┌──

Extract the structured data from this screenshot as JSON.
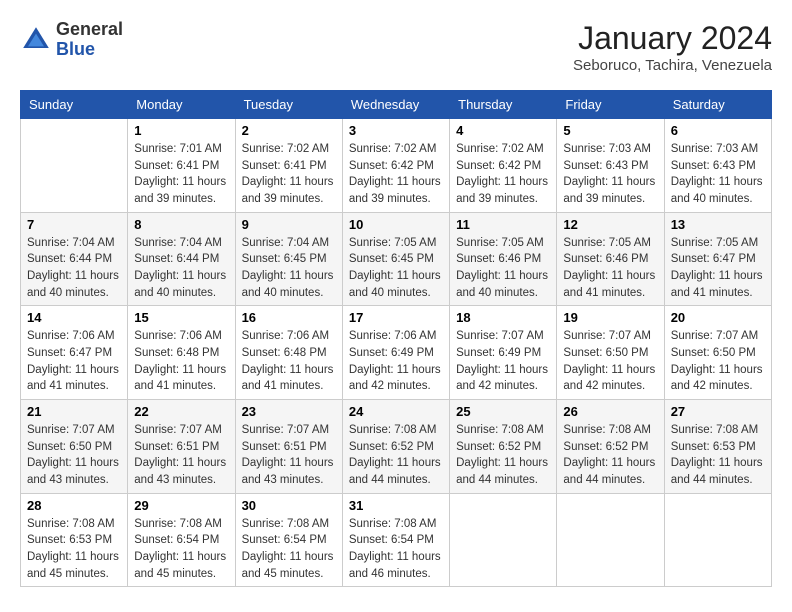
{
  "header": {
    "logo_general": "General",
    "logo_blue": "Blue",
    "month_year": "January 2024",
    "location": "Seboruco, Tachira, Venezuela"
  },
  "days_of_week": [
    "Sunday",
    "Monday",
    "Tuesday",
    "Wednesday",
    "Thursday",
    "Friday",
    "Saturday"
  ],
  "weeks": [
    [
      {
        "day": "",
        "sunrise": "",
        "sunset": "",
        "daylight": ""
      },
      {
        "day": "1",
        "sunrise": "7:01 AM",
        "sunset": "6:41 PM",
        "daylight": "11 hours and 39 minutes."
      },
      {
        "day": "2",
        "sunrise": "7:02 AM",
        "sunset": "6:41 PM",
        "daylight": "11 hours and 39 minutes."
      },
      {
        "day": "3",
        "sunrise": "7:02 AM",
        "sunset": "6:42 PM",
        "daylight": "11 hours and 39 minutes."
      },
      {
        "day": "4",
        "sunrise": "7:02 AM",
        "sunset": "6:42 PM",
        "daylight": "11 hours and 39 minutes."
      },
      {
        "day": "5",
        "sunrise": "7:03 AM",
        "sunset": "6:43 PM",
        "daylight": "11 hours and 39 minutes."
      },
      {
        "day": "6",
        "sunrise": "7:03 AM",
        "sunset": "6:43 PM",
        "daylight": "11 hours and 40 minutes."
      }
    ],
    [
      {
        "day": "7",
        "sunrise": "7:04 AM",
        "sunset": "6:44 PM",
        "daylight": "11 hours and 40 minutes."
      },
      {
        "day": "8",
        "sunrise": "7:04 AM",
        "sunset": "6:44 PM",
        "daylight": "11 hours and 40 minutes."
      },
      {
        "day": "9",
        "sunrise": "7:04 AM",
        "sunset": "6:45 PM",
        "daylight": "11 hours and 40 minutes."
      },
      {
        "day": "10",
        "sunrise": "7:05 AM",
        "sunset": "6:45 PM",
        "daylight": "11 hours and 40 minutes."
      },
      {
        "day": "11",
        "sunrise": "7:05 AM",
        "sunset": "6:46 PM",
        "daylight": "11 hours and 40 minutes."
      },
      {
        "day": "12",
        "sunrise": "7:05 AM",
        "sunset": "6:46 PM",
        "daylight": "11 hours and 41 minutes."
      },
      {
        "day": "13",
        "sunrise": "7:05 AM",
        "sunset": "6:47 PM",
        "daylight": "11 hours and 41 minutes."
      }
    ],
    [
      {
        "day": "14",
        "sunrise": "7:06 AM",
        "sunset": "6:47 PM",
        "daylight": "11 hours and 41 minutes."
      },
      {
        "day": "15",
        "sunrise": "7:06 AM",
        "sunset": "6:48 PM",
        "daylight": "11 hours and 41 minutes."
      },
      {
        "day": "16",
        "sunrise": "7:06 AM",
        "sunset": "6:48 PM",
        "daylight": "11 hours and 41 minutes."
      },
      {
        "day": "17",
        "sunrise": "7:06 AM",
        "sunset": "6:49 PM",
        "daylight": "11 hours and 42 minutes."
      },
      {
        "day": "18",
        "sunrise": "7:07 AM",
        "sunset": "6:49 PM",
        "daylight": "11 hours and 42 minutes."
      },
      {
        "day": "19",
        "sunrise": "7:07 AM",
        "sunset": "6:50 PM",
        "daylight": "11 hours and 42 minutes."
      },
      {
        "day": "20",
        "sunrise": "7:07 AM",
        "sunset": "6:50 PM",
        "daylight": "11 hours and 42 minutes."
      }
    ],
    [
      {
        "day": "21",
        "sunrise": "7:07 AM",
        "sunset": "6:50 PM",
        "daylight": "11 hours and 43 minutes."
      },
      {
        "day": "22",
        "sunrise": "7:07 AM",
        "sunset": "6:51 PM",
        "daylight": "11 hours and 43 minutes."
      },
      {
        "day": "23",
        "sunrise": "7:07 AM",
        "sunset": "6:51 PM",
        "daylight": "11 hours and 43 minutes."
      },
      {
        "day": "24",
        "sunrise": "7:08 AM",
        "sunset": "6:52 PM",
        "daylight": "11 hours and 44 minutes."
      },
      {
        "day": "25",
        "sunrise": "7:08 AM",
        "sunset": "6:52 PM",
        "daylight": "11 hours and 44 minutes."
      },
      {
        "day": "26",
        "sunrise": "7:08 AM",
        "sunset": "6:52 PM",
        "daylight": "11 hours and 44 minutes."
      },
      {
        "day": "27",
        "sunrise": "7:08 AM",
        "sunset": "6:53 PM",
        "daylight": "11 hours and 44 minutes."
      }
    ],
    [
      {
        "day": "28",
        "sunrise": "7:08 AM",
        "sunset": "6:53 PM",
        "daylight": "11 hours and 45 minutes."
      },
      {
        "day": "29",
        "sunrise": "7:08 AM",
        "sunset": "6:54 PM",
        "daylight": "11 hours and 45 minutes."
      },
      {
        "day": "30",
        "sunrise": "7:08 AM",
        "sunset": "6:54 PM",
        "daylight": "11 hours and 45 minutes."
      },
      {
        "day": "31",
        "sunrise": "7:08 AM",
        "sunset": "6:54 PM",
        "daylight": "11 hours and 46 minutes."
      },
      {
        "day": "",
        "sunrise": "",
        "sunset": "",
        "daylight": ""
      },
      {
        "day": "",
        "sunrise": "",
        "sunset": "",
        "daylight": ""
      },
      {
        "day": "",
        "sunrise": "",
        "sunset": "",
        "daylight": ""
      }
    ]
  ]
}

└──

> [The problem] Can you restate all the records above word for word while dropping the pictures?

> [Full response]
Extract the structured data from this screenshot as JSON.
{
  "header": {
    "logo_general": "General",
    "logo_blue": "Blue",
    "month_year": "January 2024",
    "location": "Seboruco, Tachira, Venezuela"
  },
  "days_of_week": [
    "Sunday",
    "Monday",
    "Tuesday",
    "Wednesday",
    "Thursday",
    "Friday",
    "Saturday"
  ],
  "weeks": [
    [
      {
        "day": "",
        "sunrise": "",
        "sunset": "",
        "daylight": ""
      },
      {
        "day": "1",
        "sunrise": "7:01 AM",
        "sunset": "6:41 PM",
        "daylight": "11 hours and 39 minutes."
      },
      {
        "day": "2",
        "sunrise": "7:02 AM",
        "sunset": "6:41 PM",
        "daylight": "11 hours and 39 minutes."
      },
      {
        "day": "3",
        "sunrise": "7:02 AM",
        "sunset": "6:42 PM",
        "daylight": "11 hours and 39 minutes."
      },
      {
        "day": "4",
        "sunrise": "7:02 AM",
        "sunset": "6:42 PM",
        "daylight": "11 hours and 39 minutes."
      },
      {
        "day": "5",
        "sunrise": "7:03 AM",
        "sunset": "6:43 PM",
        "daylight": "11 hours and 39 minutes."
      },
      {
        "day": "6",
        "sunrise": "7:03 AM",
        "sunset": "6:43 PM",
        "daylight": "11 hours and 40 minutes."
      }
    ],
    [
      {
        "day": "7",
        "sunrise": "7:04 AM",
        "sunset": "6:44 PM",
        "daylight": "11 hours and 40 minutes."
      },
      {
        "day": "8",
        "sunrise": "7:04 AM",
        "sunset": "6:44 PM",
        "daylight": "11 hours and 40 minutes."
      },
      {
        "day": "9",
        "sunrise": "7:04 AM",
        "sunset": "6:45 PM",
        "daylight": "11 hours and 40 minutes."
      },
      {
        "day": "10",
        "sunrise": "7:05 AM",
        "sunset": "6:45 PM",
        "daylight": "11 hours and 40 minutes."
      },
      {
        "day": "11",
        "sunrise": "7:05 AM",
        "sunset": "6:46 PM",
        "daylight": "11 hours and 40 minutes."
      },
      {
        "day": "12",
        "sunrise": "7:05 AM",
        "sunset": "6:46 PM",
        "daylight": "11 hours and 41 minutes."
      },
      {
        "day": "13",
        "sunrise": "7:05 AM",
        "sunset": "6:47 PM",
        "daylight": "11 hours and 41 minutes."
      }
    ],
    [
      {
        "day": "14",
        "sunrise": "7:06 AM",
        "sunset": "6:47 PM",
        "daylight": "11 hours and 41 minutes."
      },
      {
        "day": "15",
        "sunrise": "7:06 AM",
        "sunset": "6:48 PM",
        "daylight": "11 hours and 41 minutes."
      },
      {
        "day": "16",
        "sunrise": "7:06 AM",
        "sunset": "6:48 PM",
        "daylight": "11 hours and 41 minutes."
      },
      {
        "day": "17",
        "sunrise": "7:06 AM",
        "sunset": "6:49 PM",
        "daylight": "11 hours and 42 minutes."
      },
      {
        "day": "18",
        "sunrise": "7:07 AM",
        "sunset": "6:49 PM",
        "daylight": "11 hours and 42 minutes."
      },
      {
        "day": "19",
        "sunrise": "7:07 AM",
        "sunset": "6:50 PM",
        "daylight": "11 hours and 42 minutes."
      },
      {
        "day": "20",
        "sunrise": "7:07 AM",
        "sunset": "6:50 PM",
        "daylight": "11 hours and 42 minutes."
      }
    ],
    [
      {
        "day": "21",
        "sunrise": "7:07 AM",
        "sunset": "6:50 PM",
        "daylight": "11 hours and 43 minutes."
      },
      {
        "day": "22",
        "sunrise": "7:07 AM",
        "sunset": "6:51 PM",
        "daylight": "11 hours and 43 minutes."
      },
      {
        "day": "23",
        "sunrise": "7:07 AM",
        "sunset": "6:51 PM",
        "daylight": "11 hours and 43 minutes."
      },
      {
        "day": "24",
        "sunrise": "7:08 AM",
        "sunset": "6:52 PM",
        "daylight": "11 hours and 44 minutes."
      },
      {
        "day": "25",
        "sunrise": "7:08 AM",
        "sunset": "6:52 PM",
        "daylight": "11 hours and 44 minutes."
      },
      {
        "day": "26",
        "sunrise": "7:08 AM",
        "sunset": "6:52 PM",
        "daylight": "11 hours and 44 minutes."
      },
      {
        "day": "27",
        "sunrise": "7:08 AM",
        "sunset": "6:53 PM",
        "daylight": "11 hours and 44 minutes."
      }
    ],
    [
      {
        "day": "28",
        "sunrise": "7:08 AM",
        "sunset": "6:53 PM",
        "daylight": "11 hours and 45 minutes."
      },
      {
        "day": "29",
        "sunrise": "7:08 AM",
        "sunset": "6:54 PM",
        "daylight": "11 hours and 45 minutes."
      },
      {
        "day": "30",
        "sunrise": "7:08 AM",
        "sunset": "6:54 PM",
        "daylight": "11 hours and 45 minutes."
      },
      {
        "day": "31",
        "sunrise": "7:08 AM",
        "sunset": "6:54 PM",
        "daylight": "11 hours and 46 minutes."
      },
      {
        "day": "",
        "sunrise": "",
        "sunset": "",
        "daylight": ""
      },
      {
        "day": "",
        "sunrise": "",
        "sunset": "",
        "daylight": ""
      },
      {
        "day": "",
        "sunrise": "",
        "sunset": "",
        "daylight": ""
      }
    ]
  ]
}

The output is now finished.